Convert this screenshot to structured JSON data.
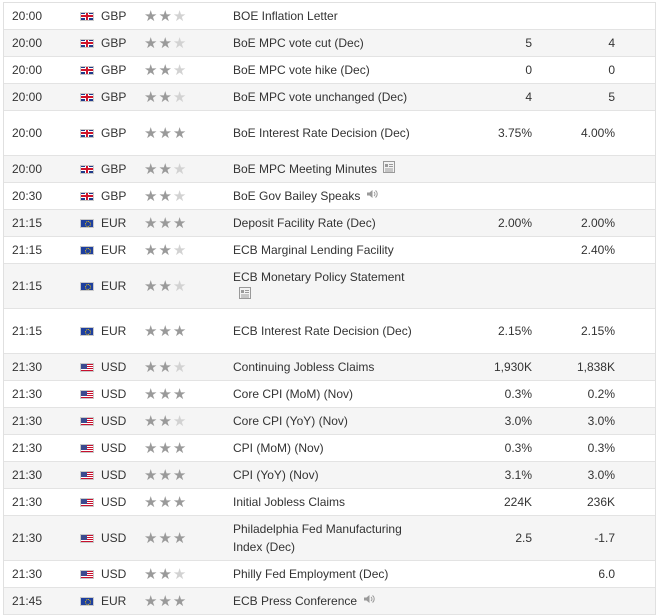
{
  "rows": [
    {
      "time": "20:00",
      "currency": "GBP",
      "flag": "gb",
      "stars": 2,
      "event": "BOE Inflation Letter",
      "icon": "",
      "actual": "",
      "forecast": ""
    },
    {
      "time": "20:00",
      "currency": "GBP",
      "flag": "gb",
      "stars": 2,
      "event": "BoE MPC vote cut (Dec)",
      "icon": "",
      "actual": "5",
      "forecast": "4"
    },
    {
      "time": "20:00",
      "currency": "GBP",
      "flag": "gb",
      "stars": 2,
      "event": "BoE MPC vote hike (Dec)",
      "icon": "",
      "actual": "0",
      "forecast": "0"
    },
    {
      "time": "20:00",
      "currency": "GBP",
      "flag": "gb",
      "stars": 2,
      "event": "BoE MPC vote unchanged (Dec)",
      "icon": "",
      "actual": "4",
      "forecast": "5"
    },
    {
      "time": "20:00",
      "currency": "GBP",
      "flag": "gb",
      "stars": 3,
      "event": "BoE Interest Rate Decision (Dec)",
      "icon": "",
      "actual": "3.75%",
      "forecast": "4.00%"
    },
    {
      "time": "20:00",
      "currency": "GBP",
      "flag": "gb",
      "stars": 2,
      "event": "BoE MPC Meeting Minutes",
      "icon": "document-icon",
      "actual": "",
      "forecast": ""
    },
    {
      "time": "20:30",
      "currency": "GBP",
      "flag": "gb",
      "stars": 2,
      "event": "BoE Gov Bailey Speaks",
      "icon": "speaker-icon",
      "actual": "",
      "forecast": ""
    },
    {
      "time": "21:15",
      "currency": "EUR",
      "flag": "eu",
      "stars": 3,
      "event": "Deposit Facility Rate (Dec)",
      "icon": "",
      "actual": "2.00%",
      "forecast": "2.00%"
    },
    {
      "time": "21:15",
      "currency": "EUR",
      "flag": "eu",
      "stars": 2,
      "event": "ECB Marginal Lending Facility",
      "icon": "",
      "actual": "",
      "forecast": "2.40%"
    },
    {
      "time": "21:15",
      "currency": "EUR",
      "flag": "eu",
      "stars": 2,
      "event": "ECB Monetary Policy Statement",
      "icon": "document-icon",
      "actual": "",
      "forecast": ""
    },
    {
      "time": "21:15",
      "currency": "EUR",
      "flag": "eu",
      "stars": 3,
      "event": "ECB Interest Rate Decision (Dec)",
      "icon": "",
      "actual": "2.15%",
      "forecast": "2.15%"
    },
    {
      "time": "21:30",
      "currency": "USD",
      "flag": "us",
      "stars": 2,
      "event": "Continuing Jobless Claims",
      "icon": "",
      "actual": "1,930K",
      "forecast": "1,838K"
    },
    {
      "time": "21:30",
      "currency": "USD",
      "flag": "us",
      "stars": 3,
      "event": "Core CPI (MoM) (Nov)",
      "icon": "",
      "actual": "0.3%",
      "forecast": "0.2%"
    },
    {
      "time": "21:30",
      "currency": "USD",
      "flag": "us",
      "stars": 2,
      "event": "Core CPI (YoY) (Nov)",
      "icon": "",
      "actual": "3.0%",
      "forecast": "3.0%"
    },
    {
      "time": "21:30",
      "currency": "USD",
      "flag": "us",
      "stars": 3,
      "event": "CPI (MoM) (Nov)",
      "icon": "",
      "actual": "0.3%",
      "forecast": "0.3%"
    },
    {
      "time": "21:30",
      "currency": "USD",
      "flag": "us",
      "stars": 3,
      "event": "CPI (YoY) (Nov)",
      "icon": "",
      "actual": "3.1%",
      "forecast": "3.0%"
    },
    {
      "time": "21:30",
      "currency": "USD",
      "flag": "us",
      "stars": 3,
      "event": "Initial Jobless Claims",
      "icon": "",
      "actual": "224K",
      "forecast": "236K"
    },
    {
      "time": "21:30",
      "currency": "USD",
      "flag": "us",
      "stars": 3,
      "event": "Philadelphia Fed Manufacturing Index (Dec)",
      "icon": "",
      "actual": "2.5",
      "forecast": "-1.7"
    },
    {
      "time": "21:30",
      "currency": "USD",
      "flag": "us",
      "stars": 2,
      "event": "Philly Fed Employment (Dec)",
      "icon": "",
      "actual": "",
      "forecast": "6.0"
    },
    {
      "time": "21:45",
      "currency": "EUR",
      "flag": "eu",
      "stars": 3,
      "event": "ECB Press Conference",
      "icon": "speaker-icon",
      "actual": "",
      "forecast": ""
    }
  ]
}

※ ※ ※

The records shown above are to be repeated exactly, with the pictures left out.

Convert this screenshot to structured JSON data.
{
  "rows": [
    {
      "time": "20:00",
      "currency": "GBP",
      "flag": "gb",
      "stars": 2,
      "event": "BOE Inflation Letter",
      "icon": "",
      "actual": "",
      "forecast": ""
    },
    {
      "time": "20:00",
      "currency": "GBP",
      "flag": "gb",
      "stars": 2,
      "event": "BoE MPC vote cut (Dec)",
      "icon": "",
      "actual": "5",
      "forecast": "4"
    },
    {
      "time": "20:00",
      "currency": "GBP",
      "flag": "gb",
      "stars": 2,
      "event": "BoE MPC vote hike (Dec)",
      "icon": "",
      "actual": "0",
      "forecast": "0"
    },
    {
      "time": "20:00",
      "currency": "GBP",
      "flag": "gb",
      "stars": 2,
      "event": "BoE MPC vote unchanged (Dec)",
      "icon": "",
      "actual": "4",
      "forecast": "5"
    },
    {
      "time": "20:00",
      "currency": "GBP",
      "flag": "gb",
      "stars": 3,
      "event": "BoE Interest Rate Decision (Dec)",
      "icon": "",
      "actual": "3.75%",
      "forecast": "4.00%"
    },
    {
      "time": "20:00",
      "currency": "GBP",
      "flag": "gb",
      "stars": 2,
      "event": "BoE MPC Meeting Minutes",
      "icon": "document-icon",
      "actual": "",
      "forecast": ""
    },
    {
      "time": "20:30",
      "currency": "GBP",
      "flag": "gb",
      "stars": 2,
      "event": "BoE Gov Bailey Speaks",
      "icon": "speaker-icon",
      "actual": "",
      "forecast": ""
    },
    {
      "time": "21:15",
      "currency": "EUR",
      "flag": "eu",
      "stars": 3,
      "event": "Deposit Facility Rate (Dec)",
      "icon": "",
      "actual": "2.00%",
      "forecast": "2.00%"
    },
    {
      "time": "21:15",
      "currency": "EUR",
      "flag": "eu",
      "stars": 2,
      "event": "ECB Marginal Lending Facility",
      "icon": "",
      "actual": "",
      "forecast": "2.40%"
    },
    {
      "time": "21:15",
      "currency": "EUR",
      "flag": "eu",
      "stars": 2,
      "event": "ECB Monetary Policy Statement",
      "icon": "document-icon",
      "actual": "",
      "forecast": ""
    },
    {
      "time": "21:15",
      "currency": "EUR",
      "flag": "eu",
      "stars": 3,
      "event": "ECB Interest Rate Decision (Dec)",
      "icon": "",
      "actual": "2.15%",
      "forecast": "2.15%"
    },
    {
      "time": "21:30",
      "currency": "USD",
      "flag": "us",
      "stars": 2,
      "event": "Continuing Jobless Claims",
      "icon": "",
      "actual": "1,930K",
      "forecast": "1,838K"
    },
    {
      "time": "21:30",
      "currency": "USD",
      "flag": "us",
      "stars": 3,
      "event": "Core CPI (MoM) (Nov)",
      "icon": "",
      "actual": "0.3%",
      "forecast": "0.2%"
    },
    {
      "time": "21:30",
      "currency": "USD",
      "flag": "us",
      "stars": 2,
      "event": "Core CPI (YoY) (Nov)",
      "icon": "",
      "actual": "3.0%",
      "forecast": "3.0%"
    },
    {
      "time": "21:30",
      "currency": "USD",
      "flag": "us",
      "stars": 3,
      "event": "CPI (MoM) (Nov)",
      "icon": "",
      "actual": "0.3%",
      "forecast": "0.3%"
    },
    {
      "time": "21:30",
      "currency": "USD",
      "flag": "us",
      "stars": 3,
      "event": "CPI (YoY) (Nov)",
      "icon": "",
      "actual": "3.1%",
      "forecast": "3.0%"
    },
    {
      "time": "21:30",
      "currency": "USD",
      "flag": "us",
      "stars": 3,
      "event": "Initial Jobless Claims",
      "icon": "",
      "actual": "224K",
      "forecast": "236K"
    },
    {
      "time": "21:30",
      "currency": "USD",
      "flag": "us",
      "stars": 3,
      "event": "Philadelphia Fed Manufacturing Index (Dec)",
      "icon": "",
      "actual": "2.5",
      "forecast": "-1.7"
    },
    {
      "time": "21:30",
      "currency": "USD",
      "flag": "us",
      "stars": 2,
      "event": "Philly Fed Employment (Dec)",
      "icon": "",
      "actual": "",
      "forecast": "6.0"
    },
    {
      "time": "21:45",
      "currency": "EUR",
      "flag": "eu",
      "stars": 3,
      "event": "ECB Press Conference",
      "icon": "speaker-icon",
      "actual": "",
      "forecast": ""
    }
  ]
}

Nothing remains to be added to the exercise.